Enunciado da tarefa:
Reproduza fielmente a parte do texto sobre o plano econômico de Truss que vai de "O mercado reagiu" até "com financiamentos imobiliários.", incluindo este último.

O mercado reagiu mal. A moeda britânica caiu para o menor patamar em relação ao dólar desde 1985, e o Banco da Inglaterra se dispôs a comprar 65 bilhões de libras em títulos do governo para salvar fundos de pensão. Até o Fundo Monetário Internacional (FMI) fez uma rara crítica pública à sexta maior economia do mundo. E, nesta quarta, as taxas de juros passaram de 6%, em média -o mais alto índice desde a crise financeira de 2008-, impactando milhões de britânicos com financiamentos imobiliários.
Acusada de aumentar a dívida do país e governar para os ricos, Truss diz que essa é a única maneira de a economia crescer. “Nesses tempos difíceis, devemos agir. Estou decidida a fazer o Reino Unido avançar para superar a tempestade”, afirmou, em fala de mais de 30 minutos, na qual foi aplaudida de pé pelos conservadores, mas brevemente interrompida por ativistas da ONG Greenpeace com a faixa “Quem votou por isso?”.
“Cortar impostos é a coisa certa a fazer, moral e economicamente. Por muito tempo o debate econômico foi sobre como repartir uma torta limitada. Em vez disso, temos que fazer a torta crescer para que todos possam receber um pedaço maior”, disse a primeira-ministra. “Sempre que há uma mudança, há uma desordem. Nem todos serão a favor, mas o mundo inteiro se beneficiará do resultado.”
Para Tony Travers, professor do Departamento de Governo da London School of Economics, a grande falha do governo foi ter feito um plano às pressas. “Políticos dirão que a culpa é de [Vladimir] Putin, que o mesmo acontece em outros países, é um fenômeno global. Mas ninguém no mercado financeiro acredita nisso”, disse.
“Anunciaram um corte radical de impostos e subsídio de energia sem preparar o sistema político ou o mercado e sem incluir no cenário instituições que dão credibilidade ao governo, como o Escritório de Responsabilidade Orçamentária.”

Registros:
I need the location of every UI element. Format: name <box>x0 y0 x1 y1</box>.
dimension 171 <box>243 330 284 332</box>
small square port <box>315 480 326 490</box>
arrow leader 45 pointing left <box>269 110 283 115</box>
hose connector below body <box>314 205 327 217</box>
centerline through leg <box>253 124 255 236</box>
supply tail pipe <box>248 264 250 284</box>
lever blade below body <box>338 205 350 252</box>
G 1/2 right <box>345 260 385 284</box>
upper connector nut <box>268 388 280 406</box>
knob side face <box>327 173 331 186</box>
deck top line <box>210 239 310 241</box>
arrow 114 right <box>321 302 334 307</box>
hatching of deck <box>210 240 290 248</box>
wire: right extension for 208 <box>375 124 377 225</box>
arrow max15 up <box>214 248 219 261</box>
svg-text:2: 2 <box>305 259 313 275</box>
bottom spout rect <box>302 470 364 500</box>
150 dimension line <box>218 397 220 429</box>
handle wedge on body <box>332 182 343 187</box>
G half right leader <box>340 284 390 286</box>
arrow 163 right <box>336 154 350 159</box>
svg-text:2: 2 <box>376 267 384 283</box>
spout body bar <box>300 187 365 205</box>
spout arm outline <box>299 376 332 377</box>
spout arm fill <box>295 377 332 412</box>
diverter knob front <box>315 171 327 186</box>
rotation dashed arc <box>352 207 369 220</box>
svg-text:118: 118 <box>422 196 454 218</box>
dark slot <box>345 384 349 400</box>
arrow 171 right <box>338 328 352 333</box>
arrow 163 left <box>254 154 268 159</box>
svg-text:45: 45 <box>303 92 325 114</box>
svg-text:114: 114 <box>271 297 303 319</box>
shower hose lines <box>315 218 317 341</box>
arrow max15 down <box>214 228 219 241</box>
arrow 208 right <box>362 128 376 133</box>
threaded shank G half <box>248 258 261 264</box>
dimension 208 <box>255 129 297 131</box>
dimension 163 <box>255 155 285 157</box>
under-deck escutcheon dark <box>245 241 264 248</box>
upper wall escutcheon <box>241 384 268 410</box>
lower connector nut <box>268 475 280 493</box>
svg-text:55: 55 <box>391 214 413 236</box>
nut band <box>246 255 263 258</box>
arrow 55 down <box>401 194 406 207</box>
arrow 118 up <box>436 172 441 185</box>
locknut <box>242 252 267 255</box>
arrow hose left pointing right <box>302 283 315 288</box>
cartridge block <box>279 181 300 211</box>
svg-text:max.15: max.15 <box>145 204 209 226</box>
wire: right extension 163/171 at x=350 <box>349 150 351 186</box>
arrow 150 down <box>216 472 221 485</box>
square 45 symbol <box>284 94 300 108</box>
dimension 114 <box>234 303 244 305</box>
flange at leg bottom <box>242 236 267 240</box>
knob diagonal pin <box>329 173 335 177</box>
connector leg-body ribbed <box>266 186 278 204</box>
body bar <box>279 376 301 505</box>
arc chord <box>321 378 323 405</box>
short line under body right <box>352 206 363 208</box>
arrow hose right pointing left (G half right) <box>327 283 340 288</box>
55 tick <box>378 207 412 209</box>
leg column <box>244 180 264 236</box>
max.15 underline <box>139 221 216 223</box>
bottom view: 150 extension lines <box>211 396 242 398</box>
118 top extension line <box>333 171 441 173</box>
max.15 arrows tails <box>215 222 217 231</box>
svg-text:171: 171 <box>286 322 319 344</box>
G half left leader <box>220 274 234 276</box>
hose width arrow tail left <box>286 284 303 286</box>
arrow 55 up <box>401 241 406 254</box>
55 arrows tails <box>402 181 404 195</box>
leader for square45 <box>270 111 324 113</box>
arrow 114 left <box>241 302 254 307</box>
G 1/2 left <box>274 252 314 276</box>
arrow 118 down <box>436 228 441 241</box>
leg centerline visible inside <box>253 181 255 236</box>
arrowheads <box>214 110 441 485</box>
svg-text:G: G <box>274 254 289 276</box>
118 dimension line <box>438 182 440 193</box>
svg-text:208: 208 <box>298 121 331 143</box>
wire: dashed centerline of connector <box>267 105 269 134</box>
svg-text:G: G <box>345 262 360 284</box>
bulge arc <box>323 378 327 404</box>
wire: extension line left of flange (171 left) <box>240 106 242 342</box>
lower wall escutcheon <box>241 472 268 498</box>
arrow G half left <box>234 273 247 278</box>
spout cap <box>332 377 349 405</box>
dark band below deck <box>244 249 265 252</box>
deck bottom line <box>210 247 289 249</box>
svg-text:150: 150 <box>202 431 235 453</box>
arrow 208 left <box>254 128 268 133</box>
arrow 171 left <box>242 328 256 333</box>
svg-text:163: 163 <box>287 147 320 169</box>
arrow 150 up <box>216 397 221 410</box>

Resposta escrita:
O mercado reagiu mal. A moeda britânica caiu para o menor patamar em relação ao dólar desde 1985, e o Banco da Inglaterra se dispôs a comprar 65 bilhões de libras em títulos do governo para salvar fundos de pensão. Até o Fundo Monetário Internacional (FMI) fez uma rara crítica pública à sexta maior economia do mundo. E, nesta quarta, as taxas de juros passaram de 6%, em média -o mais alto índice desde a crise financeira de 2008-, impactando milhões de britânicos com financiamentos imobiliários.